%%

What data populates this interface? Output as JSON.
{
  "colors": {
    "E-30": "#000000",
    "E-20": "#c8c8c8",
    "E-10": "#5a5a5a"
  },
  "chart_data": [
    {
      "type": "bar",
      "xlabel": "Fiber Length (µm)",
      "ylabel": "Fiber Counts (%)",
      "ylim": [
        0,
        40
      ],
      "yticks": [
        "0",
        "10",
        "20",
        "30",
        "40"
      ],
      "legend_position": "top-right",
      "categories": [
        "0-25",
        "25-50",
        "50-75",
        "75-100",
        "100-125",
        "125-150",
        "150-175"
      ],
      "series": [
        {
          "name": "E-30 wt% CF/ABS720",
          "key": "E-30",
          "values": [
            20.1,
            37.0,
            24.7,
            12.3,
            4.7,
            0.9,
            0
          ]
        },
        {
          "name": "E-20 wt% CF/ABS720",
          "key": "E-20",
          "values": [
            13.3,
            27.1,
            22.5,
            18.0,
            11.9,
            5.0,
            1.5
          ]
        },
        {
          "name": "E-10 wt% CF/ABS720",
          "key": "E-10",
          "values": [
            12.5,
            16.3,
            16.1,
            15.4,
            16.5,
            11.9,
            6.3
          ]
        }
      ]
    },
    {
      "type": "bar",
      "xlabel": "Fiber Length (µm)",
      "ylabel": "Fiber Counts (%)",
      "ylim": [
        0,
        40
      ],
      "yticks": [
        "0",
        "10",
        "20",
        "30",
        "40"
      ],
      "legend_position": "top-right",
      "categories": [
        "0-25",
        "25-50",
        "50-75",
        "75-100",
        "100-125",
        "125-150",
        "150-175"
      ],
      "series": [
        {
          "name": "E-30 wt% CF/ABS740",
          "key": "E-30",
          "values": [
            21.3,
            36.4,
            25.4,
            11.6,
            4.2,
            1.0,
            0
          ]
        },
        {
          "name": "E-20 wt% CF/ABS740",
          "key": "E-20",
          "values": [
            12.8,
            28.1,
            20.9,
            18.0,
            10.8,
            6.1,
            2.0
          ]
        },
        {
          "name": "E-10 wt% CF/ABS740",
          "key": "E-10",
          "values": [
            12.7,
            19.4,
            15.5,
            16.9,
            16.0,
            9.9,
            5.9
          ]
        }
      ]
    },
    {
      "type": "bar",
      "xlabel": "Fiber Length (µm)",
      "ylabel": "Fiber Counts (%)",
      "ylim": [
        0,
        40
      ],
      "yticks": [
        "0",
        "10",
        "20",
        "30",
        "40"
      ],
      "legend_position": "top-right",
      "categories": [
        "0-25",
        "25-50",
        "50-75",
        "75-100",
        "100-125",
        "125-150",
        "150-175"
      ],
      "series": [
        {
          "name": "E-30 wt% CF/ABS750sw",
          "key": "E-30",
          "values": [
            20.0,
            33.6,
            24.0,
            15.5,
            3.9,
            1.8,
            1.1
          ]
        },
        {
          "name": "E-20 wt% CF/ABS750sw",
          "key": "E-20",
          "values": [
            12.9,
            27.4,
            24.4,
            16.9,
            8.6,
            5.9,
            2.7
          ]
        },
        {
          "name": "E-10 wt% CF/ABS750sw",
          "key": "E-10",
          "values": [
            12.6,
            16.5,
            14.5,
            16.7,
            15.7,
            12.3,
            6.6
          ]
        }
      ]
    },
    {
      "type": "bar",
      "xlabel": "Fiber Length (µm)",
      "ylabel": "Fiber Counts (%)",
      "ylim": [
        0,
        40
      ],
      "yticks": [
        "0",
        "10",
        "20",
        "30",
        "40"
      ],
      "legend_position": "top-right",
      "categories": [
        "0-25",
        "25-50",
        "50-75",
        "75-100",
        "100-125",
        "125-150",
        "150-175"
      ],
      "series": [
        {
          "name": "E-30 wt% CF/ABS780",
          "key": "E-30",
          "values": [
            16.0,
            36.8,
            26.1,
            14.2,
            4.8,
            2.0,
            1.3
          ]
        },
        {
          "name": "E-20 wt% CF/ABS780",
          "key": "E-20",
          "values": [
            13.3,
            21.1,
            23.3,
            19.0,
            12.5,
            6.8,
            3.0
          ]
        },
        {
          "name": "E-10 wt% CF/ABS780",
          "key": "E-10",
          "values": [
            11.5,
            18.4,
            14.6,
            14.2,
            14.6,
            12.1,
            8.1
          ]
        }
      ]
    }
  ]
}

%%

- [Set problem]:
Your task is to quote the listing above word for word.

- [Solution below]:
What data populates this interface? Output as JSON.
{
  "colors": {
    "E-30": "#000000",
    "E-20": "#c8c8c8",
    "E-10": "#5a5a5a"
  },
  "chart_data": [
    {
      "type": "bar",
      "xlabel": "Fiber Length (µm)",
      "ylabel": "Fiber Counts (%)",
      "ylim": [
        0,
        40
      ],
      "yticks": [
        "0",
        "10",
        "20",
        "30",
        "40"
      ],
      "legend_position": "top-right",
      "categories": [
        "0-25",
        "25-50",
        "50-75",
        "75-100",
        "100-125",
        "125-150",
        "150-175"
      ],
      "series": [
        {
          "name": "E-30 wt% CF/ABS720",
          "key": "E-30",
          "values": [
            20.1,
            37.0,
            24.7,
            12.3,
            4.7,
            0.9,
            0
          ]
        },
        {
          "name": "E-20 wt% CF/ABS720",
          "key": "E-20",
          "values": [
            13.3,
            27.1,
            22.5,
            18.0,
            11.9,
            5.0,
            1.5
          ]
        },
        {
          "name": "E-10 wt% CF/ABS720",
          "key": "E-10",
          "values": [
            12.5,
            16.3,
            16.1,
            15.4,
            16.5,
            11.9,
            6.3
          ]
        }
      ]
    },
    {
      "type": "bar",
      "xlabel": "Fiber Length (µm)",
      "ylabel": "Fiber Counts (%)",
      "ylim": [
        0,
        40
      ],
      "yticks": [
        "0",
        "10",
        "20",
        "30",
        "40"
      ],
      "legend_position": "top-right",
      "categories": [
        "0-25",
        "25-50",
        "50-75",
        "75-100",
        "100-125",
        "125-150",
        "150-175"
      ],
      "series": [
        {
          "name": "E-30 wt% CF/ABS740",
          "key": "E-30",
          "values": [
            21.3,
            36.4,
            25.4,
            11.6,
            4.2,
            1.0,
            0
          ]
        },
        {
          "name": "E-20 wt% CF/ABS740",
          "key": "E-20",
          "values": [
            12.8,
            28.1,
            20.9,
            18.0,
            10.8,
            6.1,
            2.0
          ]
        },
        {
          "name": "E-10 wt% CF/ABS740",
          "key": "E-10",
          "values": [
            12.7,
            19.4,
            15.5,
            16.9,
            16.0,
            9.9,
            5.9
          ]
        }
      ]
    },
    {
      "type": "bar",
      "xlabel": "Fiber Length (µm)",
      "ylabel": "Fiber Counts (%)",
      "ylim": [
        0,
        40
      ],
      "yticks": [
        "0",
        "10",
        "20",
        "30",
        "40"
      ],
      "legend_position": "top-right",
      "categories": [
        "0-25",
        "25-50",
        "50-75",
        "75-100",
        "100-125",
        "125-150",
        "150-175"
      ],
      "series": [
        {
          "name": "E-30 wt% CF/ABS750sw",
          "key": "E-30",
          "values": [
            20.0,
            33.6,
            24.0,
            15.5,
            3.9,
            1.8,
            1.1
          ]
        },
        {
          "name": "E-20 wt% CF/ABS750sw",
          "key": "E-20",
          "values": [
            12.9,
            27.4,
            24.4,
            16.9,
            8.6,
            5.9,
            2.7
          ]
        },
        {
          "name": "E-10 wt% CF/ABS750sw",
          "key": "E-10",
          "values": [
            12.6,
            16.5,
            14.5,
            16.7,
            15.7,
            12.3,
            6.6
          ]
        }
      ]
    },
    {
      "type": "bar",
      "xlabel": "Fiber Length (µm)",
      "ylabel": "Fiber Counts (%)",
      "ylim": [
        0,
        40
      ],
      "yticks": [
        "0",
        "10",
        "20",
        "30",
        "40"
      ],
      "legend_position": "top-right",
      "categories": [
        "0-25",
        "25-50",
        "50-75",
        "75-100",
        "100-125",
        "125-150",
        "150-175"
      ],
      "series": [
        {
          "name": "E-30 wt% CF/ABS780",
          "key": "E-30",
          "values": [
            16.0,
            36.8,
            26.1,
            14.2,
            4.8,
            2.0,
            1.3
          ]
        },
        {
          "name": "E-20 wt% CF/ABS780",
          "key": "E-20",
          "values": [
            13.3,
            21.1,
            23.3,
            19.0,
            12.5,
            6.8,
            3.0
          ]
        },
        {
          "name": "E-10 wt% CF/ABS780",
          "key": "E-10",
          "values": [
            11.5,
            18.4,
            14.6,
            14.2,
            14.6,
            12.1,
            8.1
          ]
        }
      ]
    }
  ]
}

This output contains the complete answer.